**AIM OF THE TASK:**
Copy out each line below that has the word "JSON" in it.

==== SUPPLIED MATERIAL ====

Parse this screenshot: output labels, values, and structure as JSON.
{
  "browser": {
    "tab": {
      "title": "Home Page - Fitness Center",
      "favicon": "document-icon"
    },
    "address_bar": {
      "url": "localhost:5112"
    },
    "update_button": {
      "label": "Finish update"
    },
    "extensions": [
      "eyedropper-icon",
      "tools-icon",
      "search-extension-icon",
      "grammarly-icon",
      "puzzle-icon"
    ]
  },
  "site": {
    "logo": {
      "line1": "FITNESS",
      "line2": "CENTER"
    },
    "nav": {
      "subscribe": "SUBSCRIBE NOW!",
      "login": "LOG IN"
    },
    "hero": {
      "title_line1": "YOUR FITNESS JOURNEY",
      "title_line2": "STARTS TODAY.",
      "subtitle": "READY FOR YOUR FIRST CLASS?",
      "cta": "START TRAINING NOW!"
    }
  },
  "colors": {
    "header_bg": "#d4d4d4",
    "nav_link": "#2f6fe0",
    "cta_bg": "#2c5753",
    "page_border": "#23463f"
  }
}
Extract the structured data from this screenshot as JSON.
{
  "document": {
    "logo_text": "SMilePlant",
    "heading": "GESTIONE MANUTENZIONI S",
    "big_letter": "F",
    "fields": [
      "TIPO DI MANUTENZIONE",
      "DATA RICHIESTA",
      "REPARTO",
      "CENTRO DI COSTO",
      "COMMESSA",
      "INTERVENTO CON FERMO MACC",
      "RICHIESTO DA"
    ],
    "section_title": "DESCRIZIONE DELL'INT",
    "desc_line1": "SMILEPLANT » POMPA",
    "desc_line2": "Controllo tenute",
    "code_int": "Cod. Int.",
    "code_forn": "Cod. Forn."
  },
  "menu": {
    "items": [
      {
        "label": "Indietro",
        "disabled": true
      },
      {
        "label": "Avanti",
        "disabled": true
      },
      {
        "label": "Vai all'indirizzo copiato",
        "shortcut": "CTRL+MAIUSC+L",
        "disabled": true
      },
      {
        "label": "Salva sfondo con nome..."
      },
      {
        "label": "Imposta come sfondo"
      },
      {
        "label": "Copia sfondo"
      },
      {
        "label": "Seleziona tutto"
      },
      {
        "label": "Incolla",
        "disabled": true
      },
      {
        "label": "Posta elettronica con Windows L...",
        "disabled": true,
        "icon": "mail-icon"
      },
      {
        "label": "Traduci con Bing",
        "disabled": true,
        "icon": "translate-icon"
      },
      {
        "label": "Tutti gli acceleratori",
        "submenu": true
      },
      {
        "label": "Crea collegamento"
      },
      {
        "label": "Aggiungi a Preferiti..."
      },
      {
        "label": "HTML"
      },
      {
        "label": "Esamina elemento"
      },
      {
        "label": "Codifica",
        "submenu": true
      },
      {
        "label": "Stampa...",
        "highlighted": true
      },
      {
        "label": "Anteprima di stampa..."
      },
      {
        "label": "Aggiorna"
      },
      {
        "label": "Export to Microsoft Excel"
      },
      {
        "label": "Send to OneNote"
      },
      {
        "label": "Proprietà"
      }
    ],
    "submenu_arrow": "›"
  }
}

====

**RESULT FOR THIS EXERCISE:**
Parse this screenshot: output labels, values, and structure as JSON.
Extract the structured data from this screenshot as JSON.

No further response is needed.